------ EXERCISE MATERIALS ------
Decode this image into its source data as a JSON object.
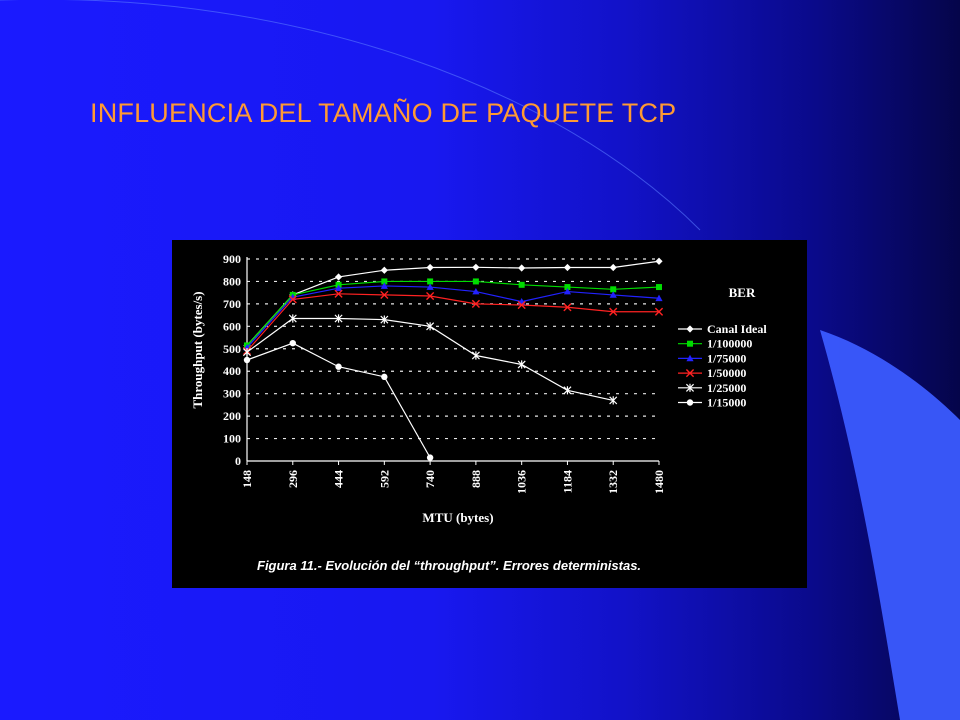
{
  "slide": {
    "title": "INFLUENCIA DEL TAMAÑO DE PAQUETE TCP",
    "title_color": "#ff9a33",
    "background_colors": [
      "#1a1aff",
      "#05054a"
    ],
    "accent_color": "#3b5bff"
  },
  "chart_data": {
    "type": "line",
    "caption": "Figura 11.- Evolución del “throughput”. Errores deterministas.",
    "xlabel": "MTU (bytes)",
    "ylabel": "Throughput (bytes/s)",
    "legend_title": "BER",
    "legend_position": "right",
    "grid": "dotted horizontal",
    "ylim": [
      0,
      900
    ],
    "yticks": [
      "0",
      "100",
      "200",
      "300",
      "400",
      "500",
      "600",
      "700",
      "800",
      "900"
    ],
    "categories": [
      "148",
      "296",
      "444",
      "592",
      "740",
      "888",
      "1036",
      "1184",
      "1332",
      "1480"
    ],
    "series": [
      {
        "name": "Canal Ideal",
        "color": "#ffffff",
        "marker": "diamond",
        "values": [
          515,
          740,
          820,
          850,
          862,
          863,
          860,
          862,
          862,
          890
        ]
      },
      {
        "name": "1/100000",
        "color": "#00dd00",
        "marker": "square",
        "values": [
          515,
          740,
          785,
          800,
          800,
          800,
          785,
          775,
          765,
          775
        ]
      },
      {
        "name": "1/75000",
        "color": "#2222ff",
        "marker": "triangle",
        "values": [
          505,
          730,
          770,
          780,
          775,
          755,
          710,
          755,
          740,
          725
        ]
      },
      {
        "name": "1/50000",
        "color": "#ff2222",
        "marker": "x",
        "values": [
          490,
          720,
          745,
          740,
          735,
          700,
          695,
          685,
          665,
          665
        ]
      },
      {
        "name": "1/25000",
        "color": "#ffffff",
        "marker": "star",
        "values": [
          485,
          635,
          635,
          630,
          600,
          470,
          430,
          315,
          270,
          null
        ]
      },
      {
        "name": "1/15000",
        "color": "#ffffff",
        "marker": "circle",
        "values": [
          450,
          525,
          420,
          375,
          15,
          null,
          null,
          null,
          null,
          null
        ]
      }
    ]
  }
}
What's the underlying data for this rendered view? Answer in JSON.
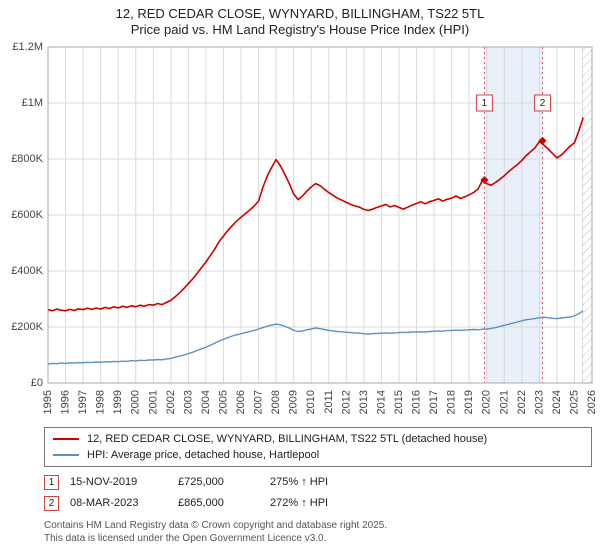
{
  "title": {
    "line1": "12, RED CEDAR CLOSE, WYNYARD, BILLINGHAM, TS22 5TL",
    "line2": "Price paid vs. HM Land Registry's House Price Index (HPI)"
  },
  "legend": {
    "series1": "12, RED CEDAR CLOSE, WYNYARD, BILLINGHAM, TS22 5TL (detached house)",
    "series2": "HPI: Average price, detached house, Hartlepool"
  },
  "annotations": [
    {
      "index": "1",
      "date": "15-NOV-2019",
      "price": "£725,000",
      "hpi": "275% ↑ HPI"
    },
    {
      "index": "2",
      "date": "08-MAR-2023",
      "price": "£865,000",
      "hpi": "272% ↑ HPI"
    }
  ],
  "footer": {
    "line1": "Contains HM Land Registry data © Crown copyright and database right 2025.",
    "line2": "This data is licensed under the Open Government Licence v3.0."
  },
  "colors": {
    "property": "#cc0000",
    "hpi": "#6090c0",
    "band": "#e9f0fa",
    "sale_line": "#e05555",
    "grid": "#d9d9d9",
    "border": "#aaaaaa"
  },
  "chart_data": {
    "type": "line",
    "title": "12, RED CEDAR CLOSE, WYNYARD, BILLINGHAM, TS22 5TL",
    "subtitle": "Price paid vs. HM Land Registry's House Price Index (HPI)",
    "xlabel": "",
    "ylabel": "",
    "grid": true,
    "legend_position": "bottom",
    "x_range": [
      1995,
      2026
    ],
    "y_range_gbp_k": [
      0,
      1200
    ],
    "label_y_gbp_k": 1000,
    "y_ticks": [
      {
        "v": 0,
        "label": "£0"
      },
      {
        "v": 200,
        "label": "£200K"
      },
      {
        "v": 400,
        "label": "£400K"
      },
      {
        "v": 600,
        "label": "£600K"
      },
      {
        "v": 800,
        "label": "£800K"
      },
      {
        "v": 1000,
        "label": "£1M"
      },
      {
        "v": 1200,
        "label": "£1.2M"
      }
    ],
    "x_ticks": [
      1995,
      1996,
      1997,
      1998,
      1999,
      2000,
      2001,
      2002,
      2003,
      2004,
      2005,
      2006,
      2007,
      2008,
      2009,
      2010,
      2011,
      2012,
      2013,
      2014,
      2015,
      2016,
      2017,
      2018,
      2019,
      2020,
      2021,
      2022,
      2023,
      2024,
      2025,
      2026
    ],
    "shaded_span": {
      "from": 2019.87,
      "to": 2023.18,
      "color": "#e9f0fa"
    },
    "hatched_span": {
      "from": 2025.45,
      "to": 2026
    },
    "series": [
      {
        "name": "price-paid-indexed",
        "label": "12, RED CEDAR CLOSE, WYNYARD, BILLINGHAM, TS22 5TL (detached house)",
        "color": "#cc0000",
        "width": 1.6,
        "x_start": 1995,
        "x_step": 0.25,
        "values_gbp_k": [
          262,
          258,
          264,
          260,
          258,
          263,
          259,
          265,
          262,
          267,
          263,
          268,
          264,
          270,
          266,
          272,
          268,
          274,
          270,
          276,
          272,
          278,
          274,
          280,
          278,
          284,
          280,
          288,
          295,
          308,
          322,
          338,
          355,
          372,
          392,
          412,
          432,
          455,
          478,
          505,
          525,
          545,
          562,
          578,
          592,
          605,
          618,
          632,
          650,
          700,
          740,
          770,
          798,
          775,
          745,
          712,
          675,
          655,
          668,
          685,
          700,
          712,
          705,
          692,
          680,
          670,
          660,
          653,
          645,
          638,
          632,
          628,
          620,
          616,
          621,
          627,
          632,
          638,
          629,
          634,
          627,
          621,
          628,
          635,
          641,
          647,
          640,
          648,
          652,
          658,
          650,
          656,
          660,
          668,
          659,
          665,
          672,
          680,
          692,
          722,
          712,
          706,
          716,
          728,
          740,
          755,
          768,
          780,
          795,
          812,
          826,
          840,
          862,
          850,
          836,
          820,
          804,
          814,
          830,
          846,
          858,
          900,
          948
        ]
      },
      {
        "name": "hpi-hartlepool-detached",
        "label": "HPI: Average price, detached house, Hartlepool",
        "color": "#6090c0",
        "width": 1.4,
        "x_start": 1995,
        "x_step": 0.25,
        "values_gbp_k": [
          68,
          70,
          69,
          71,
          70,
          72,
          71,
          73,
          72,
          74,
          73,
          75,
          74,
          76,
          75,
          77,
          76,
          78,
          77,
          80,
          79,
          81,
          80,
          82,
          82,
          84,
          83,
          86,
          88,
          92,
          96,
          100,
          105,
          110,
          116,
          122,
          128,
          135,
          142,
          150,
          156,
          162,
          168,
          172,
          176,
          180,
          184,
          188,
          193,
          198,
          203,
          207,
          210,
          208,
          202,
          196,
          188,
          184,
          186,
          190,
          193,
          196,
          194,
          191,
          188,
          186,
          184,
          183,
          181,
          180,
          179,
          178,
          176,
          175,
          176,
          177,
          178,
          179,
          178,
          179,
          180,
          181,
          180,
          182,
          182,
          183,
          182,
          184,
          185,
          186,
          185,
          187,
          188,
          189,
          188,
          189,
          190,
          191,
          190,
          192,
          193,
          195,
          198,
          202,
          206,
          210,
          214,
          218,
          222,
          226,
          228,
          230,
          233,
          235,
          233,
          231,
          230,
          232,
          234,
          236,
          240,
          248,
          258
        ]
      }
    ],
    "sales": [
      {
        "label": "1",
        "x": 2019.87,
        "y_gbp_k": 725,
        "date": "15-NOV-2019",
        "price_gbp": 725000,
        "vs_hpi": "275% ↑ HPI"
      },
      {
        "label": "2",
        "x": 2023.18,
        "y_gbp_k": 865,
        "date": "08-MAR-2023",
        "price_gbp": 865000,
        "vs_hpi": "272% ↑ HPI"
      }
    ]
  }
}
------
PROBLEM TO WORK ON:
Find the number of lines in which the word "paid" occurs, and write nothing but that number.

RESULT BELOW:
3